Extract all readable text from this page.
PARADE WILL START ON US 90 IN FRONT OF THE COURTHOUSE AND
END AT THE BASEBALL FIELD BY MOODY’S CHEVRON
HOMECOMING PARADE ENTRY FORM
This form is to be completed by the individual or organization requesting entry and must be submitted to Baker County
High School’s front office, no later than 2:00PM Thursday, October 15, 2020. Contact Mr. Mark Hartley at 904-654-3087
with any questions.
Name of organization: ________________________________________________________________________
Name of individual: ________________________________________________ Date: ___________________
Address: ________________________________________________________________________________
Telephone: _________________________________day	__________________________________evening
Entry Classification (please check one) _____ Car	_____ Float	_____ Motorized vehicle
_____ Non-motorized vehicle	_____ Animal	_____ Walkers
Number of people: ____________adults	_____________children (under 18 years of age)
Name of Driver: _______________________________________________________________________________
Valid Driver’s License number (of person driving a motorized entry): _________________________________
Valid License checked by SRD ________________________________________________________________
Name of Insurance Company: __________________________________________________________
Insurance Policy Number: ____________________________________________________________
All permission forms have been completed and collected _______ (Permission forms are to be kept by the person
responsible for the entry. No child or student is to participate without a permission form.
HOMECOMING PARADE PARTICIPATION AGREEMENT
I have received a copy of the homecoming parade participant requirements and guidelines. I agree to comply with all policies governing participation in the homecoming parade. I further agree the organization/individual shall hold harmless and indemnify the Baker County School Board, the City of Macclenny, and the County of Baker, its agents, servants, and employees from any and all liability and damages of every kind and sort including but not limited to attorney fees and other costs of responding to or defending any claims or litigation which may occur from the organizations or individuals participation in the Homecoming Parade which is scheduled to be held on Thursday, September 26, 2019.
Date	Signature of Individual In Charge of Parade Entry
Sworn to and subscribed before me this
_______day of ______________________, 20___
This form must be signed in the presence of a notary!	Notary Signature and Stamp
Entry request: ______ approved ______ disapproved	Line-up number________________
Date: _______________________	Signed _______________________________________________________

----------

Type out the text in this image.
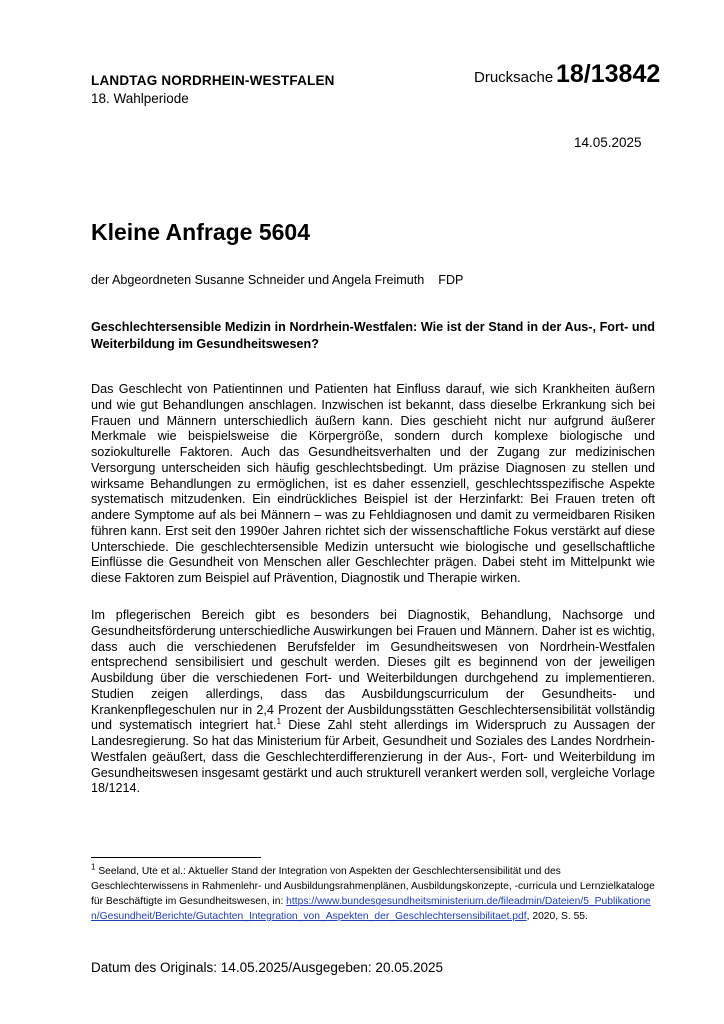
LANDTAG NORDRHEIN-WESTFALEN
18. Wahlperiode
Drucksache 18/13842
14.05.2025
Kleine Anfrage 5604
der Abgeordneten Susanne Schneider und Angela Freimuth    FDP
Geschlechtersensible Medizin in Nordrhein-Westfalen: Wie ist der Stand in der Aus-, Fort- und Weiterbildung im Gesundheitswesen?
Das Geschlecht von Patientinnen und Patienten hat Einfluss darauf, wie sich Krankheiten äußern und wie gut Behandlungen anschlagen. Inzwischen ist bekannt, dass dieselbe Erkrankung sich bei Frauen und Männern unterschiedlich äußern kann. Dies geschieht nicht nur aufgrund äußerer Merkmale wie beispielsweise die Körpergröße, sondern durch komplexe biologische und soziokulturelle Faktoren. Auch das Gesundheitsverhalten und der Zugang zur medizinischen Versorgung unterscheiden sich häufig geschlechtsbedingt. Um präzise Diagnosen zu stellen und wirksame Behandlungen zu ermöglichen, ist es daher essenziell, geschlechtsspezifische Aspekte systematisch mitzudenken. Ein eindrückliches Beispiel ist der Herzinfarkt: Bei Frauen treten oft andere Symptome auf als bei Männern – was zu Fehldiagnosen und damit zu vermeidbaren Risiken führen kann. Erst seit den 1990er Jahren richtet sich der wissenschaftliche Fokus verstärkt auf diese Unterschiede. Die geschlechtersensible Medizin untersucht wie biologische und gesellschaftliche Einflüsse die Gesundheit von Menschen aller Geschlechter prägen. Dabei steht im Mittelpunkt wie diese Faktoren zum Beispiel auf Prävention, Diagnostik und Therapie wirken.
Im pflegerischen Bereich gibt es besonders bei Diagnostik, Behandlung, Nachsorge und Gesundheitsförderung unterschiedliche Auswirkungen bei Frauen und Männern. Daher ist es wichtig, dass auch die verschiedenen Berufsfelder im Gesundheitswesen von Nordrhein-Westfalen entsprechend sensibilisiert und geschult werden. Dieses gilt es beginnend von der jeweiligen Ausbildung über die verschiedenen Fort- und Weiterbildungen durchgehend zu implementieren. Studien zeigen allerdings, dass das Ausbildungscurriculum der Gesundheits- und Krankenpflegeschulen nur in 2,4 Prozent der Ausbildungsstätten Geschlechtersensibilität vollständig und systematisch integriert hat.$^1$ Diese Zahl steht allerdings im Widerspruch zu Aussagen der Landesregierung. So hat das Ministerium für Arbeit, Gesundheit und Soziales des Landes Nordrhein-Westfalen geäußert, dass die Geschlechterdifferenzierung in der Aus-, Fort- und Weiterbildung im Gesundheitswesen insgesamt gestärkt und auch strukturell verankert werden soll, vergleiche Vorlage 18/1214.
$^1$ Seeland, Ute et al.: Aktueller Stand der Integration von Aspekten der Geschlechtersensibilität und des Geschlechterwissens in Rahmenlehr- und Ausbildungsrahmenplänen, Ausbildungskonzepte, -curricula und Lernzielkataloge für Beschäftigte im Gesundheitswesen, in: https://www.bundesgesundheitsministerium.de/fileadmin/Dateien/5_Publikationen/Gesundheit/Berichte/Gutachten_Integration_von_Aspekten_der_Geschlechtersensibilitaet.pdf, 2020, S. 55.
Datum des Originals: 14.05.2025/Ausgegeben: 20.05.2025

----------

> _Written problem_:
Report how many lines of the records above contain the word "County", giving only the number.

> _Task output_:
2